▶ _The exercise_
Transcribe the full listing below exactly.

▶ _Provided records_
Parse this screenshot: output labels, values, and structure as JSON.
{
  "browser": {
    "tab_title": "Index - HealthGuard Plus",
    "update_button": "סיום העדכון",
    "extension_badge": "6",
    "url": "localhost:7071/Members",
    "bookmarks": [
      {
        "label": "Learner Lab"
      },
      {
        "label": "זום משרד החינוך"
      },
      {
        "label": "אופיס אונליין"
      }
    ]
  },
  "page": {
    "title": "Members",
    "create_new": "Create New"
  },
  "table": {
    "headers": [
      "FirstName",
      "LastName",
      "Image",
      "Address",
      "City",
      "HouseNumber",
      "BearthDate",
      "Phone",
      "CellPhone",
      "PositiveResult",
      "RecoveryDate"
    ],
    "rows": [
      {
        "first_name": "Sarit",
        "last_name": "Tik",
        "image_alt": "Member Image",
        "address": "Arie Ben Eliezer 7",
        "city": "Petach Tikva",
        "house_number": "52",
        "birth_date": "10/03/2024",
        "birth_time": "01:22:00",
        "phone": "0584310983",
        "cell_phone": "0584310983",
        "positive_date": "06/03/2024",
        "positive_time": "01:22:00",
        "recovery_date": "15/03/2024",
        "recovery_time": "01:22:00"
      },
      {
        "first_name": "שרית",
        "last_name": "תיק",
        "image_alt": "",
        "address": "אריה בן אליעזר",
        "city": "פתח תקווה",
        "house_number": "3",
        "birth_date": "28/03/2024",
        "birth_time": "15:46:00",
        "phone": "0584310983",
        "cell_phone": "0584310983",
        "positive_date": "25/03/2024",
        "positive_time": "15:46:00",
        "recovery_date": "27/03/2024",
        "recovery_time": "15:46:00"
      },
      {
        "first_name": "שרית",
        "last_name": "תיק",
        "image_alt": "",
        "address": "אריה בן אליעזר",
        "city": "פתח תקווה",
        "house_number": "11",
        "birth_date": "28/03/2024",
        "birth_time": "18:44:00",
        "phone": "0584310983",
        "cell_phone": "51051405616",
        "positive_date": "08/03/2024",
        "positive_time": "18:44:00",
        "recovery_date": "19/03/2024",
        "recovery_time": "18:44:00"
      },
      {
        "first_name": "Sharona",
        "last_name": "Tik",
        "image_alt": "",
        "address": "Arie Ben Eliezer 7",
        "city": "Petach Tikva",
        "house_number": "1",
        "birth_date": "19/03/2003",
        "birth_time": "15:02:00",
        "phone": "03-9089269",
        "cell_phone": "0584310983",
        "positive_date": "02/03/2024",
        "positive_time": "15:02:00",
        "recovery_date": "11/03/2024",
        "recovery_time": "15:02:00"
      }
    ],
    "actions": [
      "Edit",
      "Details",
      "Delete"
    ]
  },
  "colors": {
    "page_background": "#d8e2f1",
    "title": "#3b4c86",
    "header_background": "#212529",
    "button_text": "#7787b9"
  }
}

▶ _Task answer_
Parse this screenshot: output labels, values, and structure as JSON.
{
  "browser": {
    "tab_title": "Index - HealthGuard Plus",
    "update_button": "סיום העדכון",
    "extension_badge": "6",
    "url": "localhost:7071/Members",
    "bookmarks": [
      {
        "label": "Learner Lab"
      },
      {
        "label": "זום משרד החינוך"
      },
      {
        "label": "אופיס אונליין"
      }
    ]
  },
  "page": {
    "title": "Members",
    "create_new": "Create New"
  },
  "table": {
    "headers": [
      "FirstName",
      "LastName",
      "Image",
      "Address",
      "City",
      "HouseNumber",
      "BearthDate",
      "Phone",
      "CellPhone",
      "PositiveResult",
      "RecoveryDate"
    ],
    "rows": [
      {
        "first_name": "Sarit",
        "last_name": "Tik",
        "image_alt": "Member Image",
        "address": "Arie Ben Eliezer 7",
        "city": "Petach Tikva",
        "house_number": "52",
        "birth_date": "10/03/2024",
        "birth_time": "01:22:00",
        "phone": "0584310983",
        "cell_phone": "0584310983",
        "positive_date": "06/03/2024",
        "positive_time": "01:22:00",
        "recovery_date": "15/03/2024",
        "recovery_time": "01:22:00"
      },
      {
        "first_name": "שרית",
        "last_name": "תיק",
        "image_alt": "",
        "address": "אריה בן אליעזר",
        "city": "פתח תקווה",
        "house_number": "3",
        "birth_date": "28/03/2024",
        "birth_time": "15:46:00",
        "phone": "0584310983",
        "cell_phone": "0584310983",
        "positive_date": "25/03/2024",
        "positive_time": "15:46:00",
        "recovery_date": "27/03/2024",
        "recovery_time": "15:46:00"
      },
      {
        "first_name": "שרית",
        "last_name": "תיק",
        "image_alt": "",
        "address": "אריה בן אליעזר",
        "city": "פתח תקווה",
        "house_number": "11",
        "birth_date": "28/03/2024",
        "birth_time": "18:44:00",
        "phone": "0584310983",
        "cell_phone": "51051405616",
        "positive_date": "08/03/2024",
        "positive_time": "18:44:00",
        "recovery_date": "19/03/2024",
        "recovery_time": "18:44:00"
      },
      {
        "first_name": "Sharona",
        "last_name": "Tik",
        "image_alt": "",
        "address": "Arie Ben Eliezer 7",
        "city": "Petach Tikva",
        "house_number": "1",
        "birth_date": "19/03/2003",
        "birth_time": "15:02:00",
        "phone": "03-9089269",
        "cell_phone": "0584310983",
        "positive_date": "02/03/2024",
        "positive_time": "15:02:00",
        "recovery_date": "11/03/2024",
        "recovery_time": "15:02:00"
      }
    ],
    "actions": [
      "Edit",
      "Details",
      "Delete"
    ]
  },
  "colors": {
    "page_background": "#d8e2f1",
    "title": "#3b4c86",
    "header_background": "#212529",
    "button_text": "#7787b9"
  }
}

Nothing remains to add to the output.